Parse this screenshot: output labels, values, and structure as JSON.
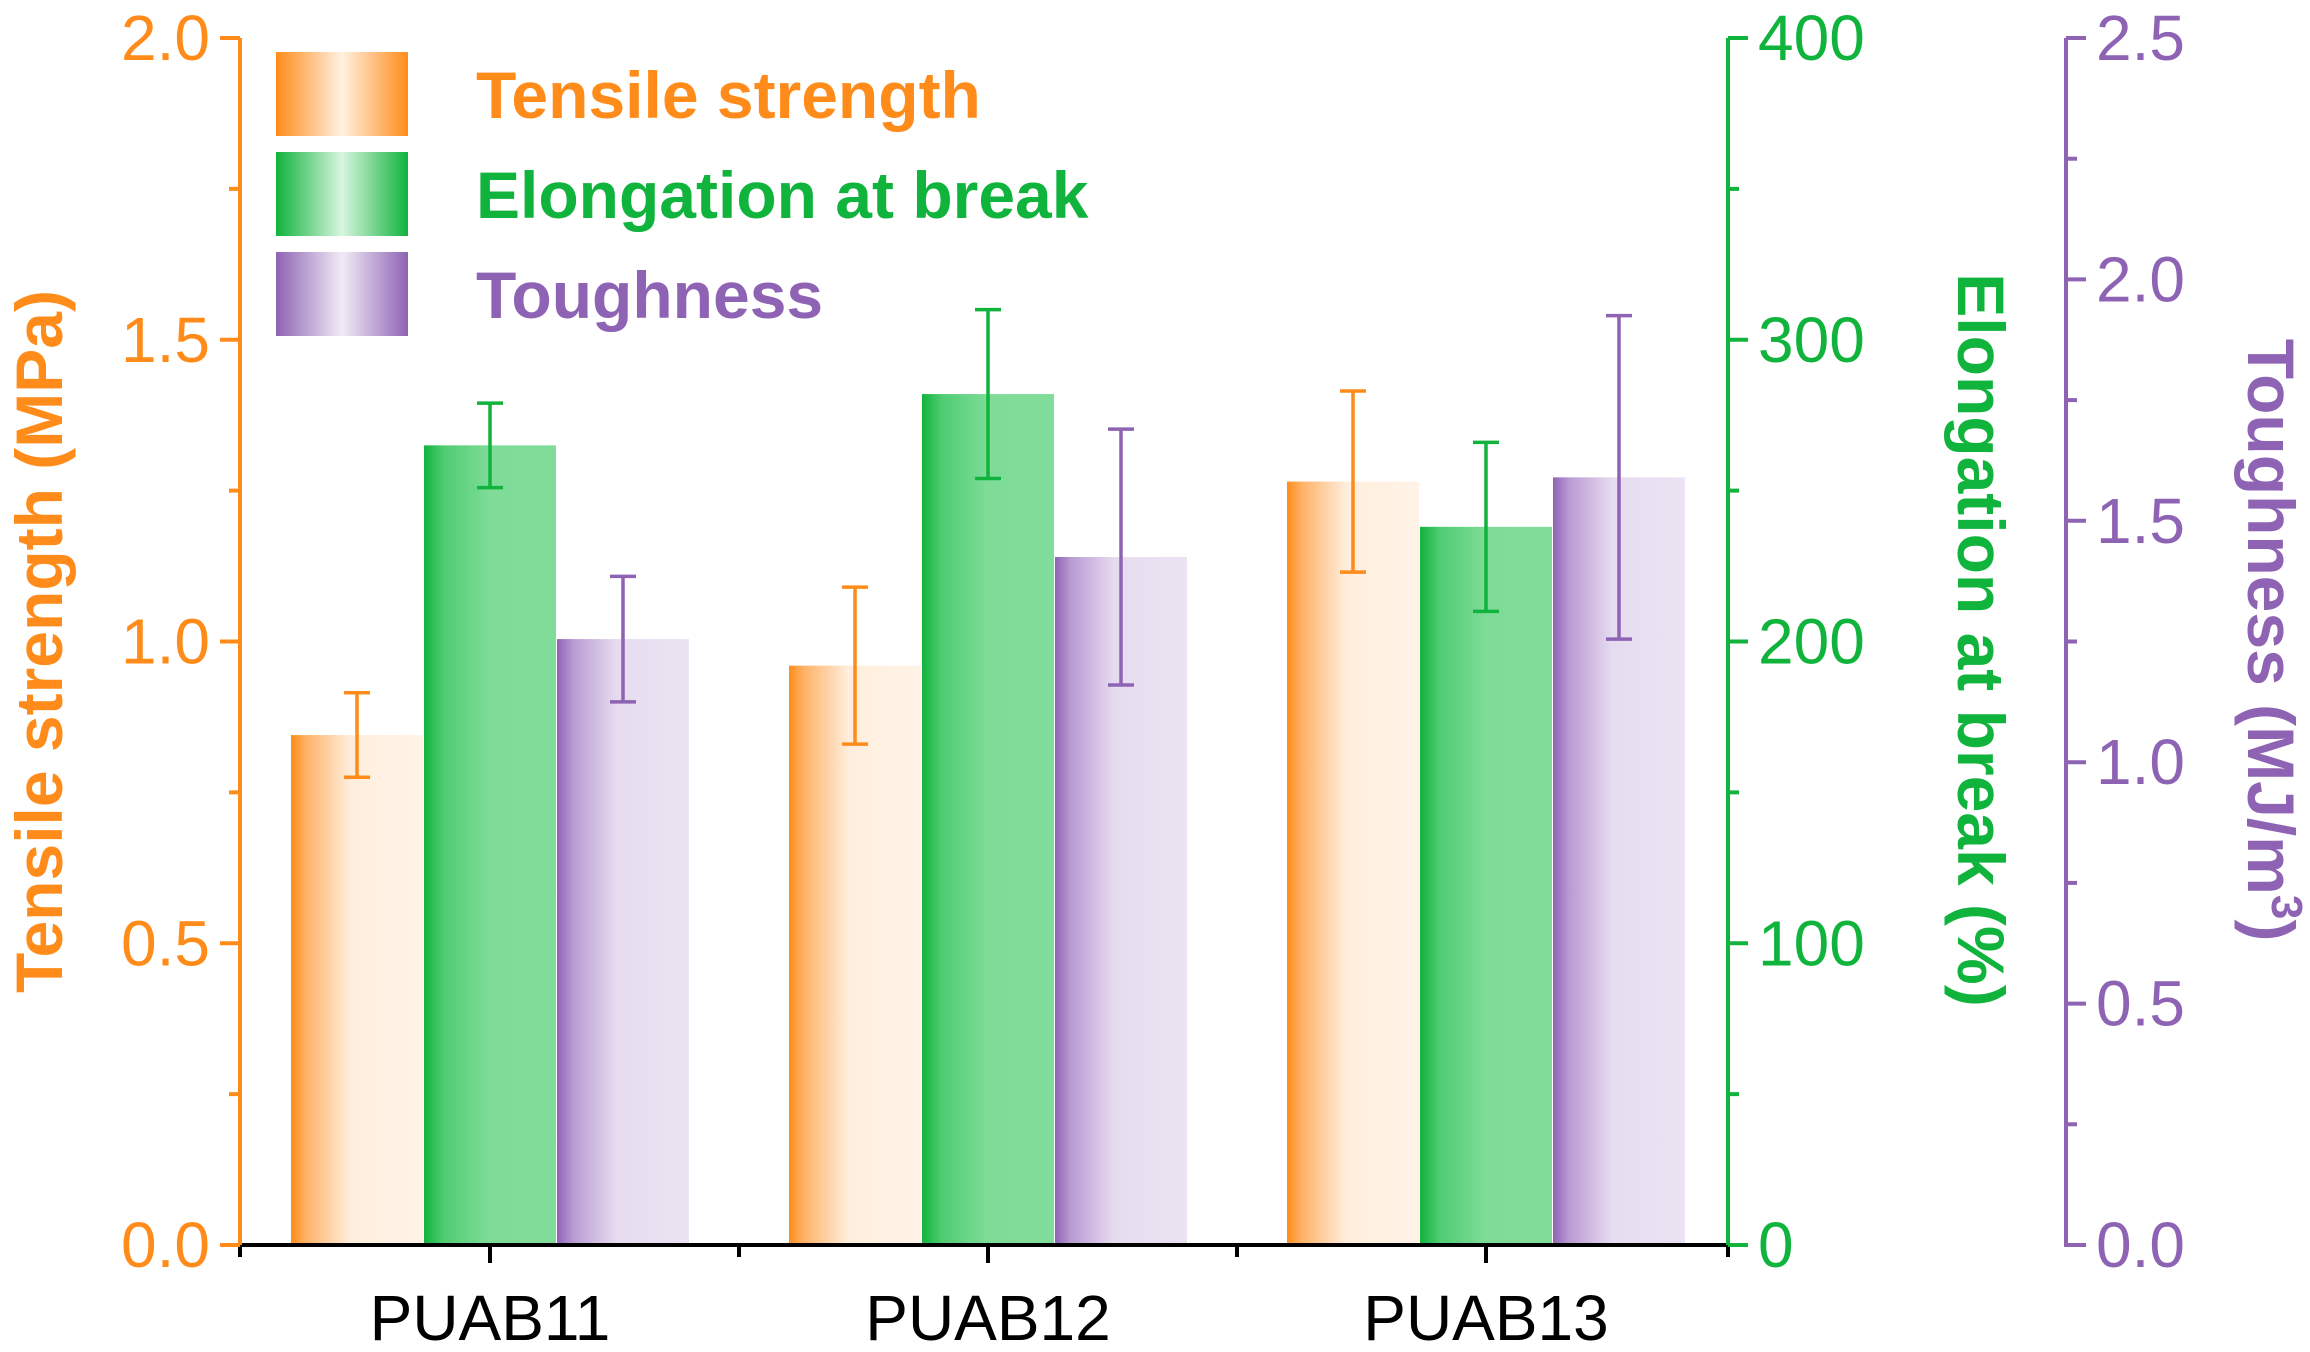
{
  "chart_data": {
    "type": "bar",
    "categories": [
      "PUAB11",
      "PUAB12",
      "PUAB13"
    ],
    "series": [
      {
        "name": "Tensile strength",
        "axis": "left",
        "color": "#ff8c1a",
        "values": [
          0.845,
          0.96,
          1.265
        ],
        "errors": [
          0.07,
          0.13,
          0.15
        ]
      },
      {
        "name": "Elongation at break",
        "axis": "right",
        "color": "#10b33c",
        "values": [
          265,
          282,
          238
        ],
        "errors": [
          14,
          28,
          28
        ]
      },
      {
        "name": "Toughness",
        "axis": "far-right",
        "color": "#8e63b4",
        "values": [
          1.255,
          1.425,
          1.59
        ],
        "errors": [
          0.13,
          0.265,
          0.335
        ]
      }
    ],
    "axes": {
      "left": {
        "label": "Tensile strength (MPa)",
        "ylim": [
          0,
          2.0
        ],
        "ticks": [
          "0.0",
          "0.5",
          "1.0",
          "1.5",
          "2.0"
        ],
        "color": "#ff8c1a"
      },
      "right": {
        "label": "Elongation at break (%)",
        "ylim": [
          0,
          400
        ],
        "ticks": [
          "0",
          "100",
          "200",
          "300",
          "400"
        ],
        "color": "#10b33c"
      },
      "far_right": {
        "label": "Toughness (MJ/m",
        "label_sup": "3",
        "label_close": ")",
        "ylim": [
          0,
          2.5
        ],
        "ticks": [
          "0.0",
          "0.5",
          "1.0",
          "1.5",
          "2.0",
          "2.5"
        ],
        "color": "#8e63b4"
      }
    },
    "legend": {
      "placement": "top-left",
      "entries": [
        "Tensile strength",
        "Elongation at break",
        "Toughness"
      ]
    },
    "grid": false
  }
}
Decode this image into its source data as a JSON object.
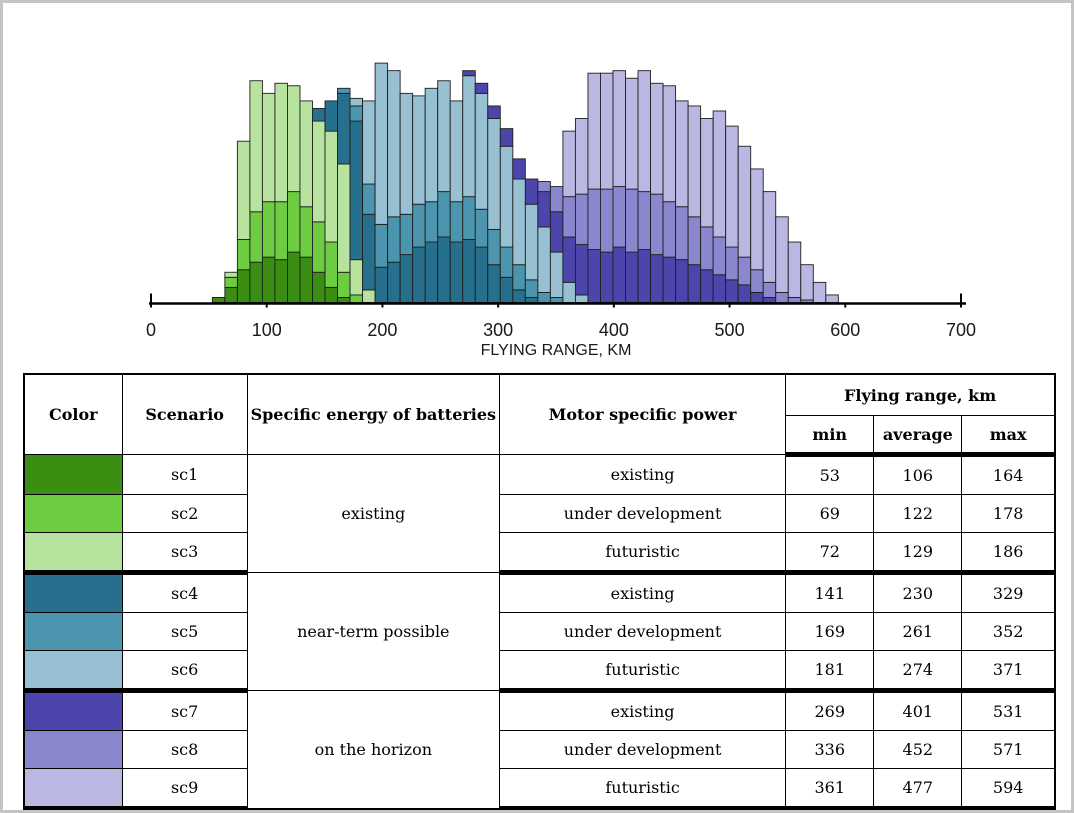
{
  "chart_data": {
    "type": "stacked-histogram",
    "xlabel": "FLYING RANGE, KM",
    "x_axis": {
      "min_km": 0,
      "max_km": 700,
      "ticks": [
        0,
        100,
        200,
        300,
        400,
        500,
        600,
        700
      ]
    },
    "grid": false,
    "legend": "table-below",
    "bin_start_km": 53,
    "bin_width_km": 10.82,
    "height_units": "relative count, 100 = full plot height",
    "series": [
      {
        "name": "sc1",
        "color": "#3a8e11",
        "start_bin": 0,
        "values": [
          2,
          6,
          13,
          16,
          18,
          17,
          20,
          18,
          12,
          6,
          2
        ]
      },
      {
        "name": "sc2",
        "color": "#6ecc43",
        "start_bin": 1,
        "values": [
          4,
          12,
          20,
          22,
          23,
          24,
          20,
          20,
          18,
          10,
          3
        ]
      },
      {
        "name": "sc3",
        "color": "#b8e39e",
        "start_bin": 1,
        "values": [
          2,
          39,
          52,
          43,
          47,
          42,
          42,
          40,
          44,
          43,
          14,
          5
        ]
      },
      {
        "name": "sc4",
        "color": "#26708e",
        "start_bin": 8,
        "values": [
          5,
          12,
          28,
          55,
          30,
          14,
          16,
          19,
          22,
          24,
          26,
          24,
          25,
          22,
          15,
          10,
          5,
          2
        ]
      },
      {
        "name": "sc5",
        "color": "#4b96ae",
        "start_bin": 10,
        "values": [
          2,
          6,
          12,
          17,
          18,
          16,
          17,
          16,
          18,
          16,
          17,
          15,
          14,
          12,
          10,
          7,
          4,
          2
        ]
      },
      {
        "name": "sc6",
        "color": "#97c0d3",
        "start_bin": 11,
        "values": [
          3,
          33,
          64,
          58,
          48,
          43,
          45,
          44,
          40,
          48,
          46,
          44,
          40,
          34,
          30,
          26,
          18,
          8,
          3
        ]
      },
      {
        "name": "sc7",
        "color": "#4c45ab",
        "start_bin": 20,
        "values": [
          2,
          4,
          5,
          7,
          8,
          10,
          14,
          16,
          18,
          20,
          21,
          20,
          22,
          20,
          21,
          19,
          18,
          17,
          15,
          13,
          11,
          9,
          7,
          4,
          2
        ]
      },
      {
        "name": "sc8",
        "color": "#8b87ce",
        "start_bin": 26,
        "values": [
          4,
          10,
          16,
          20,
          24,
          25,
          24,
          25,
          23,
          24,
          22,
          21,
          19,
          17,
          15,
          13,
          11,
          9,
          6,
          4,
          2,
          1
        ]
      },
      {
        "name": "sc9",
        "color": "#bab7e2",
        "start_bin": 28,
        "values": [
          26,
          30,
          46,
          46,
          46,
          44,
          48,
          44,
          46,
          42,
          44,
          43,
          50,
          48,
          44,
          40,
          36,
          30,
          22,
          14,
          8,
          3
        ]
      }
    ]
  },
  "table": {
    "headers": {
      "color": "Color",
      "scenario": "Scenario",
      "battery": "Specific energy of batteries",
      "motor": "Motor specific power",
      "flying_range": "Flying range, km",
      "min": "min",
      "average": "average",
      "max": "max"
    },
    "groups": [
      {
        "battery": "existing",
        "rows": [
          {
            "scenario": "sc1",
            "color": "#3a8e11",
            "motor": "existing",
            "min": 53,
            "average": 106,
            "max": 164
          },
          {
            "scenario": "sc2",
            "color": "#6ecc43",
            "motor": "under development",
            "min": 69,
            "average": 122,
            "max": 178
          },
          {
            "scenario": "sc3",
            "color": "#b8e39e",
            "motor": "futuristic",
            "min": 72,
            "average": 129,
            "max": 186
          }
        ]
      },
      {
        "battery": "near-term possible",
        "rows": [
          {
            "scenario": "sc4",
            "color": "#26708e",
            "motor": "existing",
            "min": 141,
            "average": 230,
            "max": 329
          },
          {
            "scenario": "sc5",
            "color": "#4b96ae",
            "motor": "under development",
            "min": 169,
            "average": 261,
            "max": 352
          },
          {
            "scenario": "sc6",
            "color": "#97c0d3",
            "motor": "futuristic",
            "min": 181,
            "average": 274,
            "max": 371
          }
        ]
      },
      {
        "battery": "on the horizon",
        "rows": [
          {
            "scenario": "sc7",
            "color": "#4c45ab",
            "motor": "existing",
            "min": 269,
            "average": 401,
            "max": 531
          },
          {
            "scenario": "sc8",
            "color": "#8b87ce",
            "motor": "under development",
            "min": 336,
            "average": 452,
            "max": 571
          },
          {
            "scenario": "sc9",
            "color": "#bab7e2",
            "motor": "futuristic",
            "min": 361,
            "average": 477,
            "max": 594
          }
        ]
      }
    ]
  }
}
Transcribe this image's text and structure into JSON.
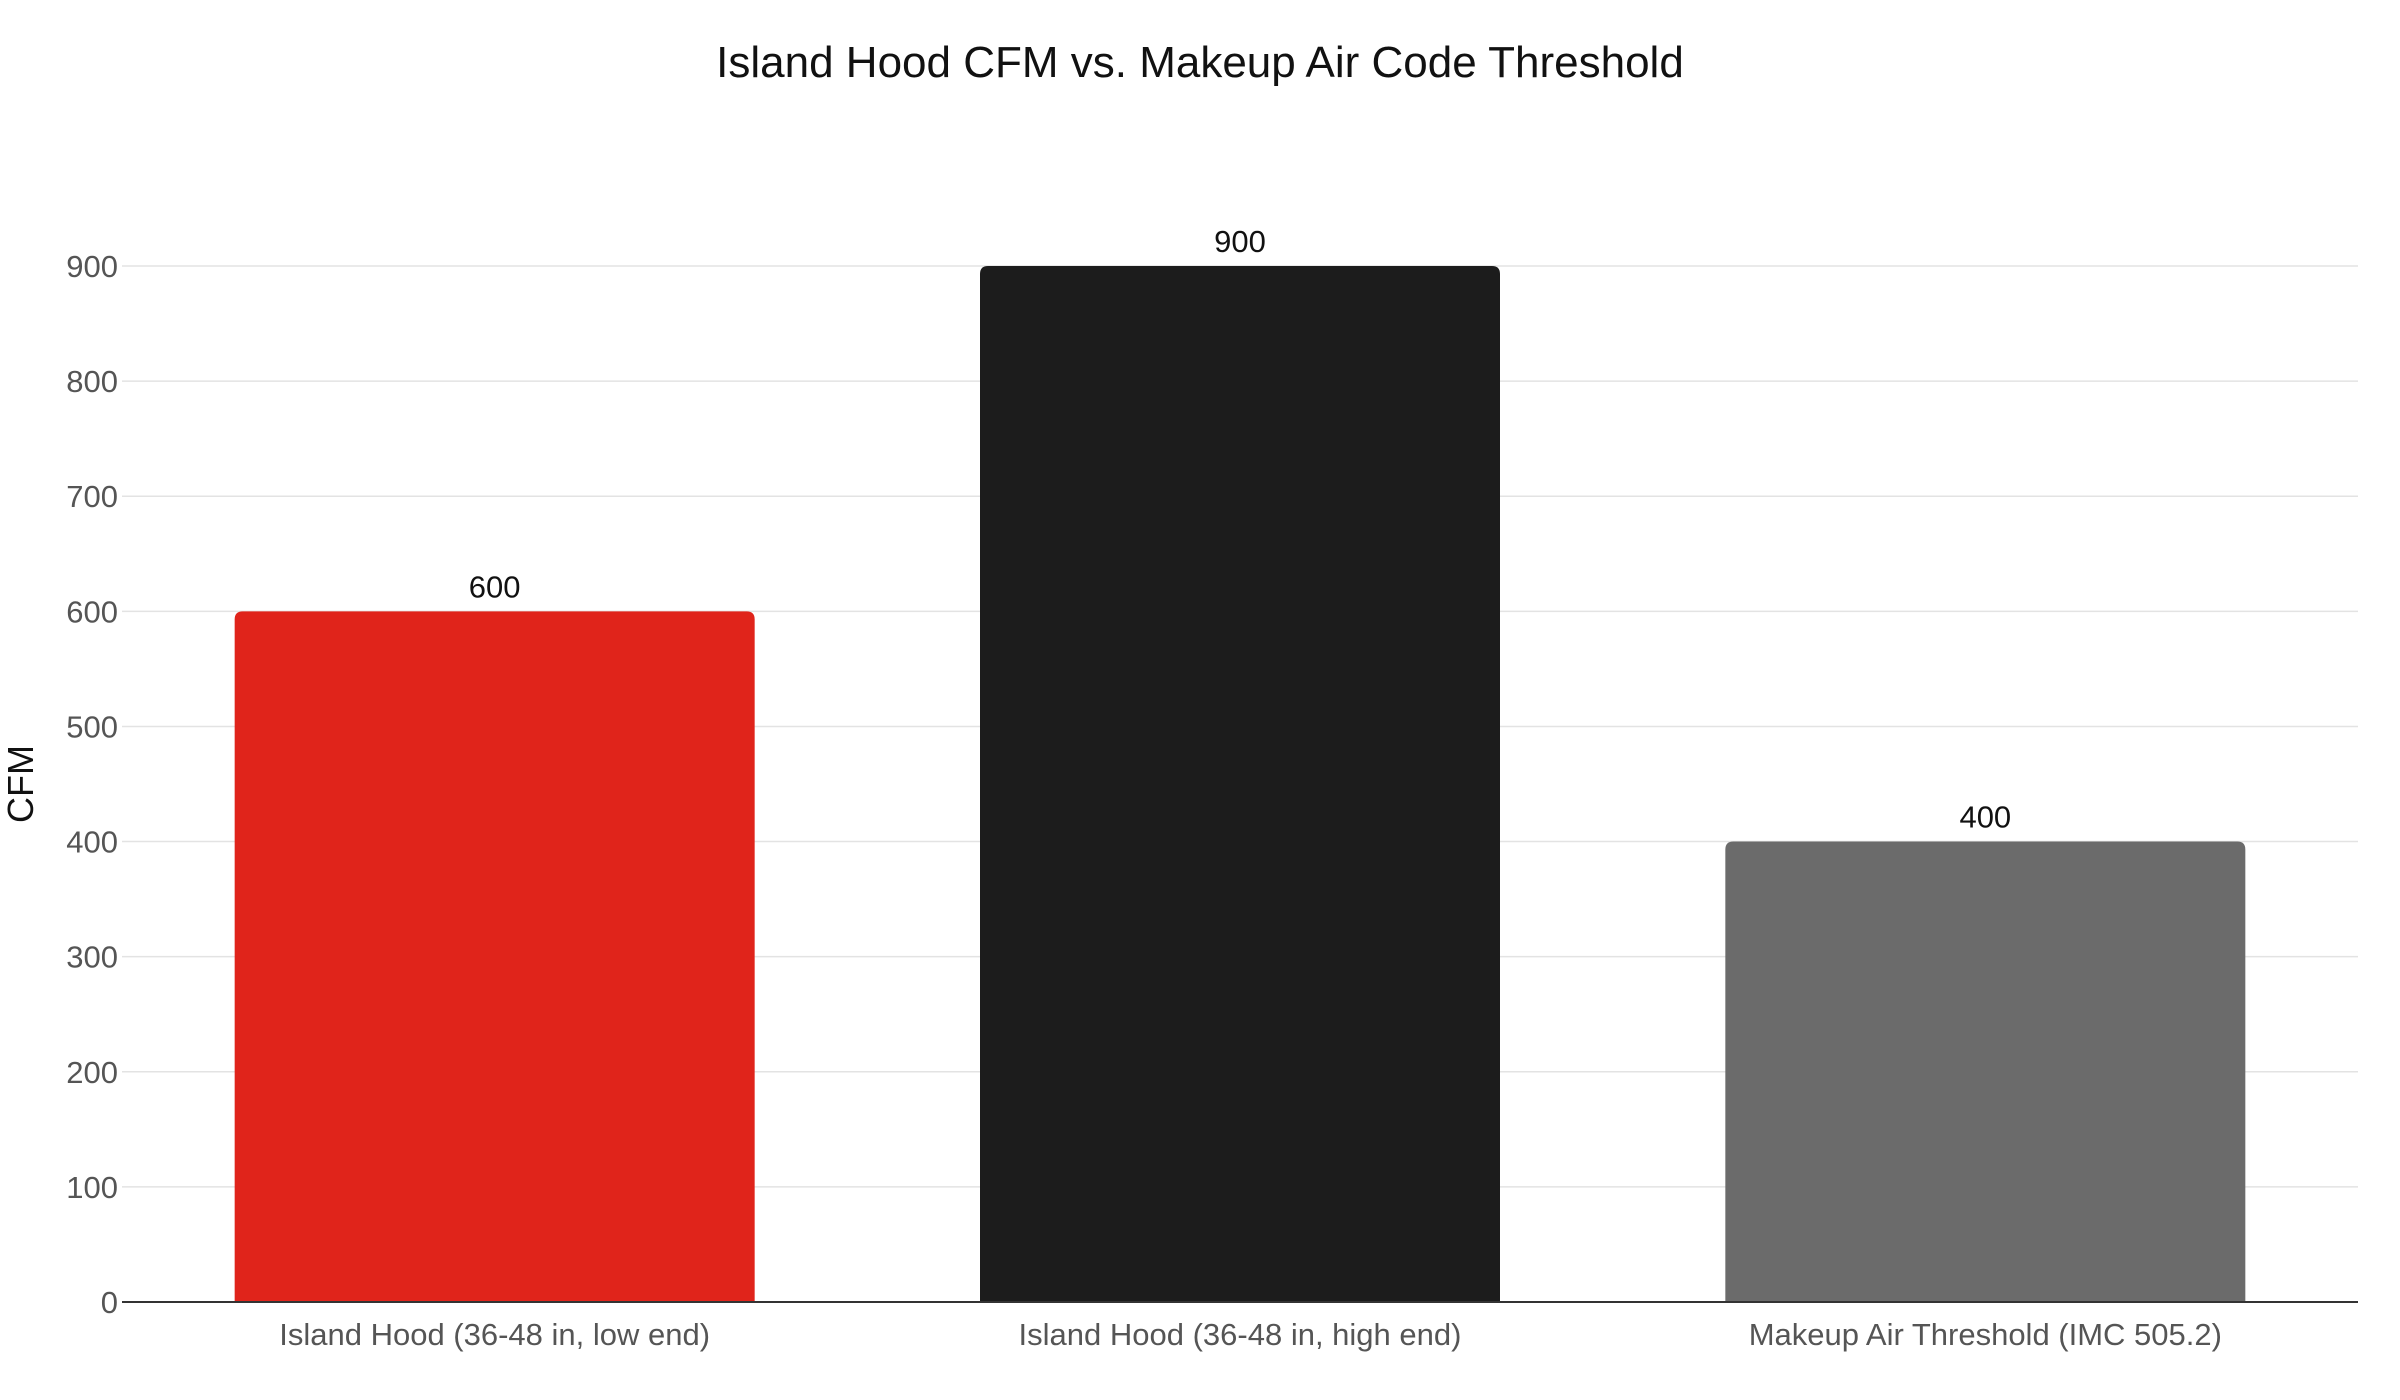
{
  "chart_data": {
    "type": "bar",
    "title": "Island Hood CFM vs. Makeup Air Code Threshold",
    "xlabel": "",
    "ylabel": "CFM",
    "categories": [
      "Island Hood (36-48 in, low end)",
      "Island Hood (36-48 in, high end)",
      "Makeup Air Threshold (IMC 505.2)"
    ],
    "values": [
      600,
      900,
      400
    ],
    "data_labels": [
      "600",
      "900",
      "400"
    ],
    "bar_colors": [
      "#e0241b",
      "#1c1c1c",
      "#6b6b6b"
    ],
    "ylim": [
      0,
      900
    ],
    "yticks": [
      0,
      100,
      200,
      300,
      400,
      500,
      600,
      700,
      800,
      900
    ],
    "ytick_labels": [
      "0",
      "100",
      "200",
      "300",
      "400",
      "500",
      "600",
      "700",
      "800",
      "900"
    ],
    "grid": true,
    "legend": "none"
  }
}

■ ■ ■ ■ ■ ■ ■

> [Problem to work on]: How many lines in the records above contain the word "image"? Reply with the number alone.

> [Output of the exercise]: 2